= Information shown =
##########

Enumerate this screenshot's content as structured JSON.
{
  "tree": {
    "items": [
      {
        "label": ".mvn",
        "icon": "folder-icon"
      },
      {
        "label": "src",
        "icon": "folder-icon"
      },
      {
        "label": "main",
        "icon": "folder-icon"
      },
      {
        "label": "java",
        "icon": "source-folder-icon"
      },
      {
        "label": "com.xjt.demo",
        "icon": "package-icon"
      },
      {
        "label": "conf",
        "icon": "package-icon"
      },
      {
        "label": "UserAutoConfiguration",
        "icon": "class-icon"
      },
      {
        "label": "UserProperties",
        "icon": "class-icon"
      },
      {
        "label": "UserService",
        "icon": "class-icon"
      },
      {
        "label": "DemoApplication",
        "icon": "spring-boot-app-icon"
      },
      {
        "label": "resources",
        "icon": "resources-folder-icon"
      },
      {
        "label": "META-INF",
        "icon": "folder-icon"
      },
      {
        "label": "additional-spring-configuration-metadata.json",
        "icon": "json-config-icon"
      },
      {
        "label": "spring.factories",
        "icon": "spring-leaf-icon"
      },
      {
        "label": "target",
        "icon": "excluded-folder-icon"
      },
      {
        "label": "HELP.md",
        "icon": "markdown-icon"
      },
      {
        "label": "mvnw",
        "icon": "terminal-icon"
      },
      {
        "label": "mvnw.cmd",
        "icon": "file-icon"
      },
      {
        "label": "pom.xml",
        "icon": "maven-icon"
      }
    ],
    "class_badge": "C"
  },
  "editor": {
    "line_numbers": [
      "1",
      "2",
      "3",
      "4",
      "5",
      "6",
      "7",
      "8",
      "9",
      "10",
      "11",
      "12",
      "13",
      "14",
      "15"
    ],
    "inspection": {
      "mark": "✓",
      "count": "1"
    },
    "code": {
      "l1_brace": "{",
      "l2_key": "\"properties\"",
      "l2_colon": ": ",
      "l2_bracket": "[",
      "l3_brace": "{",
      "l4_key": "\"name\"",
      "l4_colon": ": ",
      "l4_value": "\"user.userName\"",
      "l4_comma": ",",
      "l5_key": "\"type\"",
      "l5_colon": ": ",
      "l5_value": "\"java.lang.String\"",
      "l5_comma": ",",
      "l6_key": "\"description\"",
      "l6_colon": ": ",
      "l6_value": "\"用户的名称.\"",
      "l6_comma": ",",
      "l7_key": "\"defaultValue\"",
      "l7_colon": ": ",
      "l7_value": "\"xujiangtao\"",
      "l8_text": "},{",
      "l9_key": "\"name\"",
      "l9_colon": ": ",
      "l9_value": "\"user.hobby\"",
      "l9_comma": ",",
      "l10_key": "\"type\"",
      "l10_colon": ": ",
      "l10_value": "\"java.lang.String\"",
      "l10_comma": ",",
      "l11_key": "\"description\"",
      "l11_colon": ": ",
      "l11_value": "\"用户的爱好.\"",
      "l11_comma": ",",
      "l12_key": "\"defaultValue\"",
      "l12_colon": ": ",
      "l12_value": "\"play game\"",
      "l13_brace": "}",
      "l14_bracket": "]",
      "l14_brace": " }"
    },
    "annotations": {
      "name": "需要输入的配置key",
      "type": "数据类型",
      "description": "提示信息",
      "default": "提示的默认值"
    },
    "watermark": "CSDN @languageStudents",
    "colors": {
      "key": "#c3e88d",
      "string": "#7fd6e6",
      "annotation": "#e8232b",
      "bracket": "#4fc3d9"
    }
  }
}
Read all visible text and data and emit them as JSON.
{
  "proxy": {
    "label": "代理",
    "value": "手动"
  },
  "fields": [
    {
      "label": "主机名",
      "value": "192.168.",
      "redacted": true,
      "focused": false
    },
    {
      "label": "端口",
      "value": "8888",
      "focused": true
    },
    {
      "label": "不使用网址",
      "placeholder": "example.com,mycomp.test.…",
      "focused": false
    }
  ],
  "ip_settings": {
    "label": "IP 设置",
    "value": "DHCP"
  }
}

##########

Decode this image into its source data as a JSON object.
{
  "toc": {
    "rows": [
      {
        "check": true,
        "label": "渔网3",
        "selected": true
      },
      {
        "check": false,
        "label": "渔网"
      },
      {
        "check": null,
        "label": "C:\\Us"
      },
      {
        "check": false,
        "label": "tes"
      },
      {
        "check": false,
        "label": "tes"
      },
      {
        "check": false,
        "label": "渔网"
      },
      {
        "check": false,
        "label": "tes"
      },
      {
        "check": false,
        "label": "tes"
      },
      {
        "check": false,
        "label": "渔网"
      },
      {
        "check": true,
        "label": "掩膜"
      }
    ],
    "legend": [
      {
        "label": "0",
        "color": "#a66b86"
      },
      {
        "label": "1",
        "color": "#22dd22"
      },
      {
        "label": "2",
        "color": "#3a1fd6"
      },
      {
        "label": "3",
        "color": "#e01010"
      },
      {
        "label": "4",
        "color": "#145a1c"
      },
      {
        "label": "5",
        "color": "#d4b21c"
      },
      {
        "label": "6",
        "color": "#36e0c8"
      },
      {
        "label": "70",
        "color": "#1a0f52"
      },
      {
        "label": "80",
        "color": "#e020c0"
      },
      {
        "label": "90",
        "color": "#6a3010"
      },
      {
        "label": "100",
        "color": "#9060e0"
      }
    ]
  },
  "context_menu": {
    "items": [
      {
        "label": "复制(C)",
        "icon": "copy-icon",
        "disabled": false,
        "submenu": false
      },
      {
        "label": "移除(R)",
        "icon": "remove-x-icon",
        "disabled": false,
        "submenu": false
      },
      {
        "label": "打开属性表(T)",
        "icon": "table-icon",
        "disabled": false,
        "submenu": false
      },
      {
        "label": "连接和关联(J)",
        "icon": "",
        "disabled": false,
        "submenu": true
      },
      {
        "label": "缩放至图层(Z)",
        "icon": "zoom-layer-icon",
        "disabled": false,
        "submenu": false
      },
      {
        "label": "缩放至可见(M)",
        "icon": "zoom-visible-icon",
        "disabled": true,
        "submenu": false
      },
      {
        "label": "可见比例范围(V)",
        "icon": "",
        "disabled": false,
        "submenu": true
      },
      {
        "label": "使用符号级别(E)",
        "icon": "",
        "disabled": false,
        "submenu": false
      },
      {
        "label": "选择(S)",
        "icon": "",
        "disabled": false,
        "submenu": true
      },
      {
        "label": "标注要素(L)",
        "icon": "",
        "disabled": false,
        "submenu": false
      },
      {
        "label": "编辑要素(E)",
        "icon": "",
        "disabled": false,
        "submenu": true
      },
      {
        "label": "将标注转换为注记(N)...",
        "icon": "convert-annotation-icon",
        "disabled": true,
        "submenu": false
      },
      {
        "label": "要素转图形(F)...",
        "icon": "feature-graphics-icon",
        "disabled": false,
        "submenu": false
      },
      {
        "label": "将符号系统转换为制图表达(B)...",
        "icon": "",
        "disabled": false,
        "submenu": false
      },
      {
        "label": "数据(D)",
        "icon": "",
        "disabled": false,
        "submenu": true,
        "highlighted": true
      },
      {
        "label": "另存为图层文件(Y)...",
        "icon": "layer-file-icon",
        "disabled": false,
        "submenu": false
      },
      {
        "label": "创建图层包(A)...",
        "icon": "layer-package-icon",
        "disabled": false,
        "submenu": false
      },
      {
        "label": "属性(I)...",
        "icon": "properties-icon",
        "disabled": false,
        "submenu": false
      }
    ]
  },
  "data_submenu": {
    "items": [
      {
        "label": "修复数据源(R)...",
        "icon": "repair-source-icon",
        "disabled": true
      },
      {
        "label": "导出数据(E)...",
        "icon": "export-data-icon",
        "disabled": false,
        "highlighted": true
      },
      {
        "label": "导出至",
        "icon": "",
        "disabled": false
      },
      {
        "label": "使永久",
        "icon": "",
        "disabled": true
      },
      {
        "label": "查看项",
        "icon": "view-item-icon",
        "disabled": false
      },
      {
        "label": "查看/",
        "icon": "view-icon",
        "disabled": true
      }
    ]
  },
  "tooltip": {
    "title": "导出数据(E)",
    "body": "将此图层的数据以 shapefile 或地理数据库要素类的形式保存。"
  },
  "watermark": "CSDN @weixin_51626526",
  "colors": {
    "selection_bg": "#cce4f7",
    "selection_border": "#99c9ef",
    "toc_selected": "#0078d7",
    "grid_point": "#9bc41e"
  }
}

##########

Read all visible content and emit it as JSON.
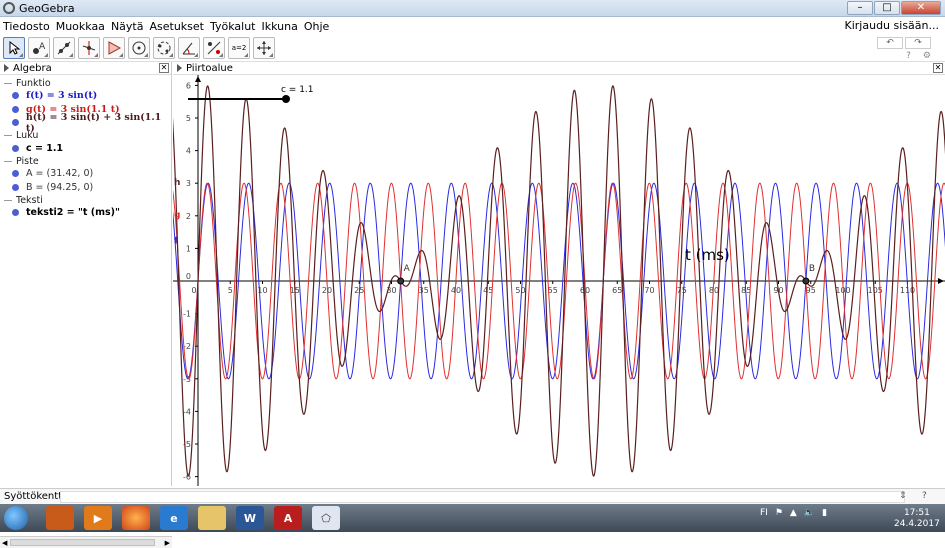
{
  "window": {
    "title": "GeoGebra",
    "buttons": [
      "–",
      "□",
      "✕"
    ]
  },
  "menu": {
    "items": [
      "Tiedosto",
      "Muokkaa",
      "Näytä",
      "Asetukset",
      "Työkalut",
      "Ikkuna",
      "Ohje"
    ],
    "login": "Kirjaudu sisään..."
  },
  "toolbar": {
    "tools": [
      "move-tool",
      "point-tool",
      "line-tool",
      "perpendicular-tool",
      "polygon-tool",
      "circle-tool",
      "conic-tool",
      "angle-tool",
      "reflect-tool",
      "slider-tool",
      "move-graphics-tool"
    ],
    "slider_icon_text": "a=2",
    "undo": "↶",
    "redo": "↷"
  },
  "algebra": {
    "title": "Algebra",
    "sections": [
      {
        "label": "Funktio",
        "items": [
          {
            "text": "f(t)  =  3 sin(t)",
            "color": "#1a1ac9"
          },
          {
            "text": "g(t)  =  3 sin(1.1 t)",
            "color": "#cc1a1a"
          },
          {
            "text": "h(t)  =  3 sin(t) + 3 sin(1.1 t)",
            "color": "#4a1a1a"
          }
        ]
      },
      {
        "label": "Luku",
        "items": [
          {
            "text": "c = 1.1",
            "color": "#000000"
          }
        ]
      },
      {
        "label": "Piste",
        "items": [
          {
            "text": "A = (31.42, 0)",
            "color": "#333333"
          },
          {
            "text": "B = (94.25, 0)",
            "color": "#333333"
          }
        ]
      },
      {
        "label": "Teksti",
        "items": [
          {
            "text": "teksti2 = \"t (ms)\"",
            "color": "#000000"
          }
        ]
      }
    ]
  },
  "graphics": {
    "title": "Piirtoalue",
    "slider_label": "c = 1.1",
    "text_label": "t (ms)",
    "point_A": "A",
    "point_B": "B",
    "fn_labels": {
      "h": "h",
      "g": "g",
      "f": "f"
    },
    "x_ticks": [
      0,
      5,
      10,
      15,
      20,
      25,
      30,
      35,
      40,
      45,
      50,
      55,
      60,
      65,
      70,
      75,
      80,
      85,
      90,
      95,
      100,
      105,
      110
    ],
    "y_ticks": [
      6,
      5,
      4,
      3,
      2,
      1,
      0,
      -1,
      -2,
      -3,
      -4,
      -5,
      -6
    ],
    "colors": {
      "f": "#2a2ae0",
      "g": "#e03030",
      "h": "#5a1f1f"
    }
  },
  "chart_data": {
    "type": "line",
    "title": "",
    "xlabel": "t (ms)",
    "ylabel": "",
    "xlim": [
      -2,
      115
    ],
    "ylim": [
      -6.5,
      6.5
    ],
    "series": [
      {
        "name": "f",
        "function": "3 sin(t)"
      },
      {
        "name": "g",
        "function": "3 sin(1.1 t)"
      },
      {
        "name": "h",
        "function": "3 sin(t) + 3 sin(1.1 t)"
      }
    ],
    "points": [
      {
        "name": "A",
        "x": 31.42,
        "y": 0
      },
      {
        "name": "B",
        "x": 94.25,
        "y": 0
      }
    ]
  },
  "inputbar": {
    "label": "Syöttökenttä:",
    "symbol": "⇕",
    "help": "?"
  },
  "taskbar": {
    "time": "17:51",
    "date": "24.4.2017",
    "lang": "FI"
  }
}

##########

= Goal =
Scan the material above for the string "title" and return the lines that hold it.

= Result =
    "title": "导出数据(E)",
    "title": "GeoGebra",
    "title": "Algebra",
    "title": "Piirtoalue",
    "title": "",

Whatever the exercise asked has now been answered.